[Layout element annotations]
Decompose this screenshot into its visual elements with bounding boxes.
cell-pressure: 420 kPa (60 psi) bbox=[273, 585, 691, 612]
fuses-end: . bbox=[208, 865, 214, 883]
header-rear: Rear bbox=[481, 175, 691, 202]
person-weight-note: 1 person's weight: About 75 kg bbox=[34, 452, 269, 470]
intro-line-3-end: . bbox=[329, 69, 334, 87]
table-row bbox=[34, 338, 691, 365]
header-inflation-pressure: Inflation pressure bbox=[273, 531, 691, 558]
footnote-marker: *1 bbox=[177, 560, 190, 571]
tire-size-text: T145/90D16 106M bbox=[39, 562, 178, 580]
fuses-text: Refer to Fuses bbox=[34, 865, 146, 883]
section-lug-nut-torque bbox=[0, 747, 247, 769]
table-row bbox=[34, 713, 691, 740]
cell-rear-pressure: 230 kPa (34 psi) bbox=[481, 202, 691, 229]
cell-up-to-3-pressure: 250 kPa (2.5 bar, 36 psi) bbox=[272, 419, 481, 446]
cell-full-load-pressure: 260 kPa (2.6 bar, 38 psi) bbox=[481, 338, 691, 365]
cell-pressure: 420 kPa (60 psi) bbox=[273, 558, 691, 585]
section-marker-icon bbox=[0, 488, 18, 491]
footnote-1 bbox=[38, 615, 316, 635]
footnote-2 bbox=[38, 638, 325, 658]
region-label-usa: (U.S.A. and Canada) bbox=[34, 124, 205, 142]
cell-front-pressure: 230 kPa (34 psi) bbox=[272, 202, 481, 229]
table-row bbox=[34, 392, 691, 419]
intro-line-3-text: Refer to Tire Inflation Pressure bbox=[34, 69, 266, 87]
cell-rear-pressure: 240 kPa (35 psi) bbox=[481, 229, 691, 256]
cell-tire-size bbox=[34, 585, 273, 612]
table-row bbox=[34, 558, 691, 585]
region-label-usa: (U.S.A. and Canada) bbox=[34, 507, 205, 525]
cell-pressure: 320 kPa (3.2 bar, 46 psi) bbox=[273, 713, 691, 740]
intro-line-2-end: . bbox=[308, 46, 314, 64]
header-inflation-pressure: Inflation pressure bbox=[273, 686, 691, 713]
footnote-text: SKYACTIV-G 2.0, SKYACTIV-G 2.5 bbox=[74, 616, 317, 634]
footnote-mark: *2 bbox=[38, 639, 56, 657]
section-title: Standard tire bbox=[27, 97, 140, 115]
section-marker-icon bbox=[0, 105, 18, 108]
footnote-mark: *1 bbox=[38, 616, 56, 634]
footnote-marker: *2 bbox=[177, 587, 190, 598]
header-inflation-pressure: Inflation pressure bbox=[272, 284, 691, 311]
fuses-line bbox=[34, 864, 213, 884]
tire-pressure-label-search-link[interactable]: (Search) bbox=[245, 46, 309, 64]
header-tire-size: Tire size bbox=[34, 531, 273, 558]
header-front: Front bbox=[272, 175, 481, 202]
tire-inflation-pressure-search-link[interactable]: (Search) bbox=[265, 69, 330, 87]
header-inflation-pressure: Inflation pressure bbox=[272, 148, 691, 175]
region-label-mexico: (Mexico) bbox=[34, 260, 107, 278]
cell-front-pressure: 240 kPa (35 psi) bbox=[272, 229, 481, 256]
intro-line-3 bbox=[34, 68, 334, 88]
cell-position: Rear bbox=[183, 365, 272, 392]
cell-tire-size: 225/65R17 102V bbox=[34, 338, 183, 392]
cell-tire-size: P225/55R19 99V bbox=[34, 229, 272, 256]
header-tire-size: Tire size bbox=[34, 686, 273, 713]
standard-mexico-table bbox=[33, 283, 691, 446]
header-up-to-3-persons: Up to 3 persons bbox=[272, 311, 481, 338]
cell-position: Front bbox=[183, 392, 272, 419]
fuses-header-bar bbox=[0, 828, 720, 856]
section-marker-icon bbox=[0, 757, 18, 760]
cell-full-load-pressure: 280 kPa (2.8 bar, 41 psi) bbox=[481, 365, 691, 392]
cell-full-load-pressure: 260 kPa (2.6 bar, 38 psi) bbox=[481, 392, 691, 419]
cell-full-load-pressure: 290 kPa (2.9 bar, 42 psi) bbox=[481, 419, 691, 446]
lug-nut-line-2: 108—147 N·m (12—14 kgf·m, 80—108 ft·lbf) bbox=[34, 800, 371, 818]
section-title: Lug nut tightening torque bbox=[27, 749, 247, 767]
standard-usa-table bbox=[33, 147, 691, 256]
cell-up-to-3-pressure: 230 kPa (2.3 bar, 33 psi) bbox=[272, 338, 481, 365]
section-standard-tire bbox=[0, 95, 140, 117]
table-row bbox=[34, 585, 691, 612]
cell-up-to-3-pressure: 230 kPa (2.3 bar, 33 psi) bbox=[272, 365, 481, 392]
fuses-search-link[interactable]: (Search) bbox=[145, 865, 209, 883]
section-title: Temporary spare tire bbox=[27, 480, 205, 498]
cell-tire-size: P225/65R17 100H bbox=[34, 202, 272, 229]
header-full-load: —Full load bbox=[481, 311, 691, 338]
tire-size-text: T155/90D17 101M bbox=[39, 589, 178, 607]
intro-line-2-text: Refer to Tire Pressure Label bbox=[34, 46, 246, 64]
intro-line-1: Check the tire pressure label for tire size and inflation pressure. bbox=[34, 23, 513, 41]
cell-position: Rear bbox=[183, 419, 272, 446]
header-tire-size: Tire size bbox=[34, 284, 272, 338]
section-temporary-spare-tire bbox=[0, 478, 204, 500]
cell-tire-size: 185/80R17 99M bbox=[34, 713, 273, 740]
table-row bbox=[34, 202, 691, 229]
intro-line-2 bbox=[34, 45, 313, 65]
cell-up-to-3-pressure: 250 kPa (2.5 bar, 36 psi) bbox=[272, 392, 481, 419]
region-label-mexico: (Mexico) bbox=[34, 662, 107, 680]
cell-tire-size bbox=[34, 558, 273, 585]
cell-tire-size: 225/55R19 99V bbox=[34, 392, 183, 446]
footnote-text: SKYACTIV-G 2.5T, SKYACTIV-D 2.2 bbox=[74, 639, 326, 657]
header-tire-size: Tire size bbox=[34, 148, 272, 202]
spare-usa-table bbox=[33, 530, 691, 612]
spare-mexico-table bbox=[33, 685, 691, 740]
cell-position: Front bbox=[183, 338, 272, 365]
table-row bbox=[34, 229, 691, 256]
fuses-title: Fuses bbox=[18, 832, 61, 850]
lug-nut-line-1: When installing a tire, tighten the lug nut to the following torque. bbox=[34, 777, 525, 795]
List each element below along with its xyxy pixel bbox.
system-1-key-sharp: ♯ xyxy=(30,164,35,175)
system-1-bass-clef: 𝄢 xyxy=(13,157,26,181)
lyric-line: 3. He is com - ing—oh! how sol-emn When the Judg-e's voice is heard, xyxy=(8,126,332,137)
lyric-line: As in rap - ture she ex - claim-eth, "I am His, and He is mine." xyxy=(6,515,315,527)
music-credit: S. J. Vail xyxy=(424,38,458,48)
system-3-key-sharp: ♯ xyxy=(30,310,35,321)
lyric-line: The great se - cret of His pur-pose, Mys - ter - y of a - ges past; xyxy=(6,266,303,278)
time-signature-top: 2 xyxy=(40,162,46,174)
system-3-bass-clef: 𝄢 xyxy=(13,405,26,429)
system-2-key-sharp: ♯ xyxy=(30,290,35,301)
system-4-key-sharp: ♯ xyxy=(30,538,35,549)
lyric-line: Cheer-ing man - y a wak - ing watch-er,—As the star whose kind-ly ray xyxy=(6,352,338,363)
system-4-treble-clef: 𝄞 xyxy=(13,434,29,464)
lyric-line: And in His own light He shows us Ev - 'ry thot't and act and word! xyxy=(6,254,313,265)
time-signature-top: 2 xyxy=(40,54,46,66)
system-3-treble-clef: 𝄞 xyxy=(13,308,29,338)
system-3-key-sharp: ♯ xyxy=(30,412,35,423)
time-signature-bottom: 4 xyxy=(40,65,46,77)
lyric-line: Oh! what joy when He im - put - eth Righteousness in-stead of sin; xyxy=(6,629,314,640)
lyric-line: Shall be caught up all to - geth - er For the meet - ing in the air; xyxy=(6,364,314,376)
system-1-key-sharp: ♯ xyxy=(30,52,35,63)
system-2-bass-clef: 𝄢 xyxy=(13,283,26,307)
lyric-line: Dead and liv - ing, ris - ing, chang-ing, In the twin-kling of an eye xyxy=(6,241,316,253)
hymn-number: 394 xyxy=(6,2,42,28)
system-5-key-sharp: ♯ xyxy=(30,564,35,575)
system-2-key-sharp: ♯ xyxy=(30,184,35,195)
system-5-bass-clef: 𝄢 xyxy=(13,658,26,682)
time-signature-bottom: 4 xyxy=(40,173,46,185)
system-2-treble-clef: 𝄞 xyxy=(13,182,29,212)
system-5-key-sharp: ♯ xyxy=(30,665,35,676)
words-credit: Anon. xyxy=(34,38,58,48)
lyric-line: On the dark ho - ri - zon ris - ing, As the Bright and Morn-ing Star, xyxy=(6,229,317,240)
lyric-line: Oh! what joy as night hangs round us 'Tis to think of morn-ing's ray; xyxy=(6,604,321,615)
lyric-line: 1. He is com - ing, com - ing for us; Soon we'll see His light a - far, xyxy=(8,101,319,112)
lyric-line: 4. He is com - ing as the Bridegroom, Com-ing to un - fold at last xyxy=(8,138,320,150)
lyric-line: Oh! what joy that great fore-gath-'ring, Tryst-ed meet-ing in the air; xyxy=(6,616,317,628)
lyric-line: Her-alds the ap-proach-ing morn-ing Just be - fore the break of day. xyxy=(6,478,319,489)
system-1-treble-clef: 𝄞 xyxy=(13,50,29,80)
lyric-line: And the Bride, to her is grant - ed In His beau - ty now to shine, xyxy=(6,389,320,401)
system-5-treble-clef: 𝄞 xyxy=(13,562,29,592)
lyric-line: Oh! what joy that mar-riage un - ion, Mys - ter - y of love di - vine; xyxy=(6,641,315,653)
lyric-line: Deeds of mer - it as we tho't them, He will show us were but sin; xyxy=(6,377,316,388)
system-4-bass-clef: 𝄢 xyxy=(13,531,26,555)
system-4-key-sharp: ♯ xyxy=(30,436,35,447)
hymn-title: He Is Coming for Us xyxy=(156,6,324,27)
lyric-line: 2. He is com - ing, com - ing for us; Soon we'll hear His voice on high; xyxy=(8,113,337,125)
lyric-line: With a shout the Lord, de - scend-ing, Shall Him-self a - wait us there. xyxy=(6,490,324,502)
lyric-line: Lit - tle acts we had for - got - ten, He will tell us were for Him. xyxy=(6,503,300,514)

§ WHAT TO PRODUCE
Can you retype the lines from the start of the records through the line containing "table-row bbox=[34, 338, 691, 365]", including that line, with no changes at all?

§ RESPONSE TO THE EXERCISE
Decompose this screenshot into its visual elements with bounding boxes.
cell-pressure: 420 kPa (60 psi) bbox=[273, 585, 691, 612]
fuses-end: . bbox=[208, 865, 214, 883]
header-rear: Rear bbox=[481, 175, 691, 202]
person-weight-note: 1 person's weight: About 75 kg bbox=[34, 452, 269, 470]
intro-line-3-end: . bbox=[329, 69, 334, 87]
table-row bbox=[34, 338, 691, 365]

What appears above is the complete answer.